**WHAT TO PRODUCE:** Type the records out again in full, exactly.

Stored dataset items
-=-=-
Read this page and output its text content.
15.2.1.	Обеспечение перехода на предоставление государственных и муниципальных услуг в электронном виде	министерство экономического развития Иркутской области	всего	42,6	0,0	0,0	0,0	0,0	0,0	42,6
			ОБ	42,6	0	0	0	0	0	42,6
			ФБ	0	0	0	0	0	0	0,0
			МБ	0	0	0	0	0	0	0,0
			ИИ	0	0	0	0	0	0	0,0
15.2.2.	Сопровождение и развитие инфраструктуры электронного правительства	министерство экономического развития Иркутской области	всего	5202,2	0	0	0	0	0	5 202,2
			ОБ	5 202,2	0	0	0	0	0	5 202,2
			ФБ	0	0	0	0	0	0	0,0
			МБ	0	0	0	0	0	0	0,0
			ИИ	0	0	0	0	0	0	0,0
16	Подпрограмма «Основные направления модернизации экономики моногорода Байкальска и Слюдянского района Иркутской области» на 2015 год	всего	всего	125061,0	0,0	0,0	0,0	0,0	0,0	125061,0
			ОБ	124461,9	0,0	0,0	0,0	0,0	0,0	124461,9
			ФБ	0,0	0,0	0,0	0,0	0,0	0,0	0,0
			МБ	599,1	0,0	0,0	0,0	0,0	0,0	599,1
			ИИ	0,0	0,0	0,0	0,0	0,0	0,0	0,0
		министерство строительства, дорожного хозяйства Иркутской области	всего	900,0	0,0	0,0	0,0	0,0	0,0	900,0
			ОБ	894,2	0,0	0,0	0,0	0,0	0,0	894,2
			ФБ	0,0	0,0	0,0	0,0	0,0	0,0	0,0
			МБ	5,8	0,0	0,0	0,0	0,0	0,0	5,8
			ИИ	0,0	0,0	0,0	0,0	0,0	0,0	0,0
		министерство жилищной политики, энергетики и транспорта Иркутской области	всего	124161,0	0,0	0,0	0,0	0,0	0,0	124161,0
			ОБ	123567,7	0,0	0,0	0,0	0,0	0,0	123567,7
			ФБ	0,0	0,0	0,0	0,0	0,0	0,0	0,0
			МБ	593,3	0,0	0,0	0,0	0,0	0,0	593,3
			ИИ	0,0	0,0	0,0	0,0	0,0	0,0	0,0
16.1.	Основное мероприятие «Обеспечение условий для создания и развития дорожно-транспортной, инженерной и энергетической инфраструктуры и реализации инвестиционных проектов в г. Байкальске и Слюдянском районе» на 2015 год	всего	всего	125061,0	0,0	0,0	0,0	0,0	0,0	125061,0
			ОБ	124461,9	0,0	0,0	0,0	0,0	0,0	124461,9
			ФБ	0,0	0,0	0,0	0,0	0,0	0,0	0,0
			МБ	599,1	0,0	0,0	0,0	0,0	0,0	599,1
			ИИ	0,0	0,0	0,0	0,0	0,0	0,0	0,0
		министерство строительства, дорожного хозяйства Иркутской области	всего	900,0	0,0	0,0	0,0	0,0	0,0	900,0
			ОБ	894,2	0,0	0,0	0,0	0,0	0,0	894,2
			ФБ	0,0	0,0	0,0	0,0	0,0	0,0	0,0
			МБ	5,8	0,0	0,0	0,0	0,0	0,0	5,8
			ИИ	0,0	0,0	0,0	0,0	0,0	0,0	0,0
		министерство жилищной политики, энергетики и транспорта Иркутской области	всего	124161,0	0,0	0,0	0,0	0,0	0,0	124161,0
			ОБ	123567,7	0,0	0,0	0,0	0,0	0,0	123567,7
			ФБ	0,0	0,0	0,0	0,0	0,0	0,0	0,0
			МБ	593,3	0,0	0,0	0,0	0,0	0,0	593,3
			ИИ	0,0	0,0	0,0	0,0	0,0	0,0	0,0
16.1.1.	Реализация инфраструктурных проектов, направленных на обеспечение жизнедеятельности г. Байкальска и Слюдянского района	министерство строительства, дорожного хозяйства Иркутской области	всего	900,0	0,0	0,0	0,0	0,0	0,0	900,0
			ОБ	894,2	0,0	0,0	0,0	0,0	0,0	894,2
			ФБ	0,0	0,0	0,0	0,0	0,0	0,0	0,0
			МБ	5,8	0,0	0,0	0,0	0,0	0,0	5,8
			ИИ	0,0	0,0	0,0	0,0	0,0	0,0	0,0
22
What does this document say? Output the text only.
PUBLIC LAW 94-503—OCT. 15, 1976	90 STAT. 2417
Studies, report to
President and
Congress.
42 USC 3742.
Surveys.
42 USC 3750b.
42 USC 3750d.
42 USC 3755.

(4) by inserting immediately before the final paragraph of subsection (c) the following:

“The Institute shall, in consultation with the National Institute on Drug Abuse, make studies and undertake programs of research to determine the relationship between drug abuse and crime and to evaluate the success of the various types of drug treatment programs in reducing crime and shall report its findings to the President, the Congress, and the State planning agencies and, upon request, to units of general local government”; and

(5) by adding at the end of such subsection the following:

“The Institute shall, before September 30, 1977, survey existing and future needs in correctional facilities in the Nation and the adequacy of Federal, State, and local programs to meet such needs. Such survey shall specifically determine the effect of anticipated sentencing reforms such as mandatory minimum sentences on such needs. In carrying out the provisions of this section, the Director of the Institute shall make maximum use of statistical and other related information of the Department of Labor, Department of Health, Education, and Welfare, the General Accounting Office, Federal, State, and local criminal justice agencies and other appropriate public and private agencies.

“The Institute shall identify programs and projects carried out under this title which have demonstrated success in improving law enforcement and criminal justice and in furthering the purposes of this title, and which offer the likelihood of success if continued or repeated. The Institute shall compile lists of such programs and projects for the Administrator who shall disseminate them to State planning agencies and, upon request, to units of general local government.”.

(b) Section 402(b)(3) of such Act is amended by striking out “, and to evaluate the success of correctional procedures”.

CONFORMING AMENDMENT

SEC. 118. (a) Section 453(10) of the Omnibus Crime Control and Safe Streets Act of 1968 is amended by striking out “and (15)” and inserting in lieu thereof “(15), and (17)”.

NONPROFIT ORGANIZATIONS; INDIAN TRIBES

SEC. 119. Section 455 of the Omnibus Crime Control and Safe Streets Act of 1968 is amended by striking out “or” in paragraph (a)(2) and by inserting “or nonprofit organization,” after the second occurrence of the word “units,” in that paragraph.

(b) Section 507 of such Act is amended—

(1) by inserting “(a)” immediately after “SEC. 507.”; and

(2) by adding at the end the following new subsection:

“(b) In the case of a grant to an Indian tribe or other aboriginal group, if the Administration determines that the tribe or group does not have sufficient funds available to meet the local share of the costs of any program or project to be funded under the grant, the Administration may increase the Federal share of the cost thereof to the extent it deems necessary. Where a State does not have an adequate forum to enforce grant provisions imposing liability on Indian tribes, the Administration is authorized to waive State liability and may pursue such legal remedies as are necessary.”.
-=-=-
**FULL SOLUTION:**
Read this page and output its text content.
15.2.1.	Обеспечение перехода на предоставление государственных и муниципальных услуг в электронном виде	министерство экономического развития Иркутской области	всего	42,6	0,0	0,0	0,0	0,0	0,0	42,6
			ОБ	42,6	0	0	0	0	0	42,6
			ФБ	0	0	0	0	0	0	0,0
			МБ	0	0	0	0	0	0	0,0
			ИИ	0	0	0	0	0	0	0,0
15.2.2.	Сопровождение и развитие инфраструктуры электронного правительства	министерство экономического развития Иркутской области	всего	5202,2	0	0	0	0	0	5 202,2
			ОБ	5 202,2	0	0	0	0	0	5 202,2
			ФБ	0	0	0	0	0	0	0,0
			МБ	0	0	0	0	0	0	0,0
			ИИ	0	0	0	0	0	0	0,0
16	Подпрограмма «Основные направления модернизации экономики моногорода Байкальска и Слюдянского района Иркутской области» на 2015 год	всего	всего	125061,0	0,0	0,0	0,0	0,0	0,0	125061,0
			ОБ	124461,9	0,0	0,0	0,0	0,0	0,0	124461,9
			ФБ	0,0	0,0	0,0	0,0	0,0	0,0	0,0
			МБ	599,1	0,0	0,0	0,0	0,0	0,0	599,1
			ИИ	0,0	0,0	0,0	0,0	0,0	0,0	0,0
		министерство строительства, дорожного хозяйства Иркутской области	всего	900,0	0,0	0,0	0,0	0,0	0,0	900,0
			ОБ	894,2	0,0	0,0	0,0	0,0	0,0	894,2
			ФБ	0,0	0,0	0,0	0,0	0,0	0,0	0,0
			МБ	5,8	0,0	0,0	0,0	0,0	0,0	5,8
			ИИ	0,0	0,0	0,0	0,0	0,0	0,0	0,0
		министерство жилищной политики, энергетики и транспорта Иркутской области	всего	124161,0	0,0	0,0	0,0	0,0	0,0	124161,0
			ОБ	123567,7	0,0	0,0	0,0	0,0	0,0	123567,7
			ФБ	0,0	0,0	0,0	0,0	0,0	0,0	0,0
			МБ	593,3	0,0	0,0	0,0	0,0	0,0	593,3
			ИИ	0,0	0,0	0,0	0,0	0,0	0,0	0,0
16.1.	Основное мероприятие «Обеспечение условий для создания и развития дорожно-транспортной, инженерной и энергетической инфраструктуры и реализации инвестиционных проектов в г. Байкальске и Слюдянском районе» на 2015 год	всего	всего	125061,0	0,0	0,0	0,0	0,0	0,0	125061,0
			ОБ	124461,9	0,0	0,0	0,0	0,0	0,0	124461,9
			ФБ	0,0	0,0	0,0	0,0	0,0	0,0	0,0
			МБ	599,1	0,0	0,0	0,0	0,0	0,0	599,1
			ИИ	0,0	0,0	0,0	0,0	0,0	0,0	0,0
		министерство строительства, дорожного хозяйства Иркутской области	всего	900,0	0,0	0,0	0,0	0,0	0,0	900,0
			ОБ	894,2	0,0	0,0	0,0	0,0	0,0	894,2
			ФБ	0,0	0,0	0,0	0,0	0,0	0,0	0,0
			МБ	5,8	0,0	0,0	0,0	0,0	0,0	5,8
			ИИ	0,0	0,0	0,0	0,0	0,0	0,0	0,0
		министерство жилищной политики, энергетики и транспорта Иркутской области	всего	124161,0	0,0	0,0	0,0	0,0	0,0	124161,0
			ОБ	123567,7	0,0	0,0	0,0	0,0	0,0	123567,7
			ФБ	0,0	0,0	0,0	0,0	0,0	0,0	0,0
			МБ	593,3	0,0	0,0	0,0	0,0	0,0	593,3
			ИИ	0,0	0,0	0,0	0,0	0,0	0,0	0,0
16.1.1.	Реализация инфраструктурных проектов, направленных на обеспечение жизнедеятельности г. Байкальска и Слюдянского района	министерство строительства, дорожного хозяйства Иркутской области	всего	900,0	0,0	0,0	0,0	0,0	0,0	900,0
			ОБ	894,2	0,0	0,0	0,0	0,0	0,0	894,2
			ФБ	0,0	0,0	0,0	0,0	0,0	0,0	0,0
			МБ	5,8	0,0	0,0	0,0	0,0	0,0	5,8
			ИИ	0,0	0,0	0,0	0,0	0,0	0,0	0,0
22
What does this document say? Output the text only.
PUBLIC LAW 94-503—OCT. 15, 1976	90 STAT. 2417
Studies, report to
President and
Congress.
42 USC 3742.
Surveys.
42 USC 3750b.
42 USC 3750d.
42 USC 3755.

(4) by inserting immediately before the final paragraph of subsection (c) the following:

“The Institute shall, in consultation with the National Institute on Drug Abuse, make studies and undertake programs of research to determine the relationship between drug abuse and crime and to evaluate the success of the various types of drug treatment programs in reducing crime and shall report its findings to the President, the Congress, and the State planning agencies and, upon request, to units of general local government”; and

(5) by adding at the end of such subsection the following:

“The Institute shall, before September 30, 1977, survey existing and future needs in correctional facilities in the Nation and the adequacy of Federal, State, and local programs to meet such needs. Such survey shall specifically determine the effect of anticipated sentencing reforms such as mandatory minimum sentences on such needs. In carrying out the provisions of this section, the Director of the Institute shall make maximum use of statistical and other related information of the Department of Labor, Department of Health, Education, and Welfare, the General Accounting Office, Federal, State, and local criminal justice agencies and other appropriate public and private agencies.

“The Institute shall identify programs and projects carried out under this title which have demonstrated success in improving law enforcement and criminal justice and in furthering the purposes of this title, and which offer the likelihood of success if continued or repeated. The Institute shall compile lists of such programs and projects for the Administrator who shall disseminate them to State planning agencies and, upon request, to units of general local government.”.

(b) Section 402(b)(3) of such Act is amended by striking out “, and to evaluate the success of correctional procedures”.

CONFORMING AMENDMENT

SEC. 118. (a) Section 453(10) of the Omnibus Crime Control and Safe Streets Act of 1968 is amended by striking out “and (15)” and inserting in lieu thereof “(15), and (17)”.

NONPROFIT ORGANIZATIONS; INDIAN TRIBES

SEC. 119. Section 455 of the Omnibus Crime Control and Safe Streets Act of 1968 is amended by striking out “or” in paragraph (a)(2) and by inserting “or nonprofit organization,” after the second occurrence of the word “units,” in that paragraph.

(b) Section 507 of such Act is amended—

(1) by inserting “(a)” immediately after “SEC. 507.”; and

(2) by adding at the end the following new subsection:

“(b) In the case of a grant to an Indian tribe or other aboriginal group, if the Administration determines that the tribe or group does not have sufficient funds available to meet the local share of the costs of any program or project to be funded under the grant, the Administration may increase the Federal share of the cost thereof to the extent it deems necessary. Where a State does not have an adequate forum to enforce grant provisions imposing liability on Indian tribes, the Administration is authorized to waive State liability and may pursue such legal remedies as are necessary.”.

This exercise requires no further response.